Please extract the lines of the records that begin at the line containing "- inbound-costs: $1,173: [949, 129, 992, 145]" and stop after the line containing "- table-row[interactable]: 015", and repeat them exactly.

## begin THE RECORDS

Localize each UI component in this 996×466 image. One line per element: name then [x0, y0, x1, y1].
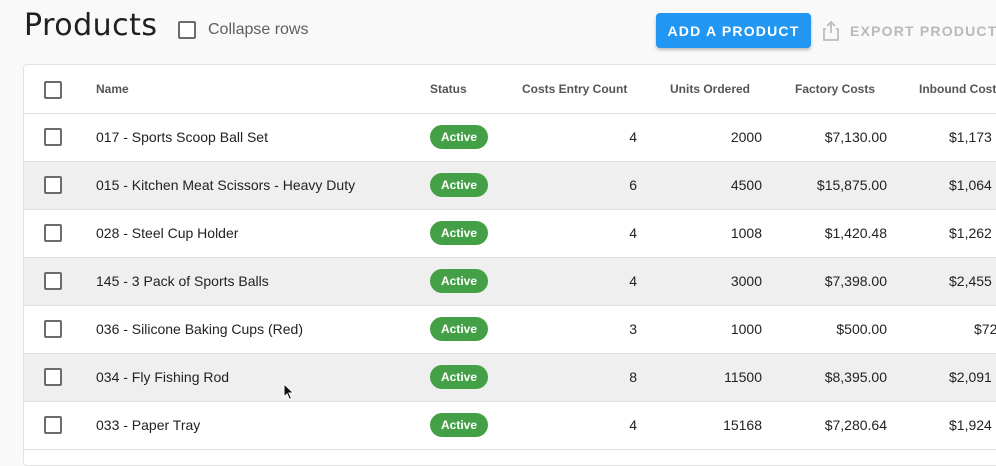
- inbound-costs: $1,173: [949, 129, 992, 145]
- column-header-status[interactable]: Status: [430, 82, 467, 96]
- product-name: 145 - 3 Pack of Sports Balls: [96, 273, 269, 289]
- collapse-rows-label: Collapse rows: [208, 21, 309, 38]
- inbound-costs: $1,262: [949, 225, 992, 241]
- status-badge: Active: [430, 413, 488, 437]
- units-ordered: 1008: [730, 225, 762, 241]
- column-header-name[interactable]: Name: [96, 82, 129, 96]
- table-row[interactable]: 015 - Kitchen Meat Scissors - Heavy Duty…: [24, 162, 996, 210]
- status-badge: Active: [430, 173, 488, 197]
- factory-costs: $500.00: [836, 321, 887, 337]
- row-checkbox[interactable]: [44, 128, 62, 146]
- units-ordered: 4500: [730, 177, 762, 193]
- checkbox-icon[interactable]: [178, 21, 196, 39]
- status-badge: Active: [430, 221, 488, 245]
- product-name: 017 - Sports Scoop Ball Set: [96, 129, 268, 145]
- page-title: Products: [24, 8, 158, 43]
- table-row[interactable]: 145 - 3 Pack of Sports Balls Active 4 30…: [24, 258, 996, 306]
- table-row[interactable]: 034 - Fly Fishing Rod Active 8 11500 $8,…: [24, 354, 996, 402]
- costs-entry-count: 6: [629, 177, 637, 193]
- factory-costs: $8,395.00: [824, 369, 887, 385]
- row-checkbox[interactable]: [44, 224, 62, 242]
- export-products-label: EXPORT PRODUCTS: [850, 22, 996, 39]
- column-header-factory-costs[interactable]: Factory Costs: [795, 82, 875, 96]
- select-all-checkbox[interactable]: [44, 81, 62, 99]
- units-ordered: 1000: [730, 321, 762, 337]
- status-badge: Active: [430, 269, 488, 293]
- inbound-costs: $72: [974, 321, 996, 337]
- costs-entry-count: 4: [629, 225, 637, 241]
- costs-entry-count: 4: [629, 129, 637, 145]
- costs-entry-count: 4: [629, 273, 637, 289]
- column-header-units-ordered[interactable]: Units Ordered: [670, 82, 750, 96]
- table-header-row: Name Status Costs Entry Count Units Orde…: [24, 65, 996, 114]
- product-name: 033 - Paper Tray: [96, 417, 201, 433]
- collapse-rows-toggle[interactable]: Collapse rows: [178, 21, 308, 39]
- product-name: 028 - Steel Cup Holder: [96, 225, 239, 241]
- units-ordered: 11500: [724, 369, 762, 385]
- units-ordered: 2000: [730, 129, 762, 145]
- factory-costs: $7,398.00: [824, 273, 887, 289]
- costs-entry-count: 4: [629, 417, 637, 433]
- export-products-button[interactable]: EXPORT PRODUCTS: [822, 13, 996, 48]
- row-checkbox[interactable]: [44, 416, 62, 434]
- table-row[interactable]: 033 - Paper Tray Active 4 15168 $7,280.6…: [24, 402, 996, 450]
- status-badge: Active: [430, 365, 488, 389]
- costs-entry-count: 8: [629, 369, 637, 385]
- product-name: 015 - Kitchen Meat Scissors - Heavy Duty: [96, 177, 356, 193]
- table-row[interactable]: 036 - Silicone Baking Cups (Red) Active …: [24, 306, 996, 354]
- column-header-costs-entry-count[interactable]: Costs Entry Count: [522, 82, 627, 96]
- factory-costs: $7,130.00: [824, 129, 887, 145]
- inbound-costs: $1,924: [949, 417, 992, 433]
- status-badge: Active: [430, 317, 488, 341]
- inbound-costs: $2,091: [949, 369, 992, 385]
- row-checkbox[interactable]: [44, 320, 62, 338]
- products-table: Name Status Costs Entry Count Units Orde…: [23, 64, 996, 466]
- factory-costs: $15,875.00: [816, 177, 887, 193]
- table-row[interactable]: 017 - Sports Scoop Ball Set Active 4 200…: [24, 114, 996, 162]
- units-ordered: 15168: [723, 417, 762, 433]
- inbound-costs: $2,455: [949, 273, 992, 289]
- inbound-costs: $1,064: [949, 177, 992, 193]
- units-ordered: 3000: [730, 273, 762, 289]
- product-name: 036 - Silicone Baking Cups (Red): [96, 321, 303, 337]
- costs-entry-count: 3: [629, 321, 637, 337]
- factory-costs: $1,420.48: [824, 225, 887, 241]
- row-checkbox[interactable]: [44, 176, 62, 194]
- share-export-icon: [823, 20, 839, 41]
- status-badge: Active: [430, 125, 488, 149]
- product-name: 034 - Fly Fishing Rod: [96, 369, 230, 385]
- mouse-pointer-icon: [283, 383, 295, 401]
- add-product-button[interactable]: ADD A PRODUCT: [656, 13, 811, 48]
- factory-costs: $7,280.64: [824, 417, 887, 433]
- column-header-inbound-costs[interactable]: Inbound Costs: [919, 82, 996, 96]
- row-checkbox[interactable]: [44, 272, 62, 290]
- row-checkbox[interactable]: [44, 368, 62, 386]
- table-row[interactable]: 028 - Steel Cup Holder Active 4 1008 $1,…: [24, 210, 996, 258]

## end THE RECORDS

RESPONSE.
- inbound-costs: $1,173: [949, 129, 992, 145]
- column-header-status[interactable]: Status: [430, 82, 467, 96]
- product-name: 145 - 3 Pack of Sports Balls: [96, 273, 269, 289]
- collapse-rows-label: Collapse rows: [208, 21, 309, 38]
- inbound-costs: $1,262: [949, 225, 992, 241]
- status-badge: Active: [430, 413, 488, 437]
- units-ordered: 1008: [730, 225, 762, 241]
- column-header-name[interactable]: Name: [96, 82, 129, 96]
- table-row[interactable]: 015 - Kitchen Meat Scissors - Heavy Duty…: [24, 162, 996, 210]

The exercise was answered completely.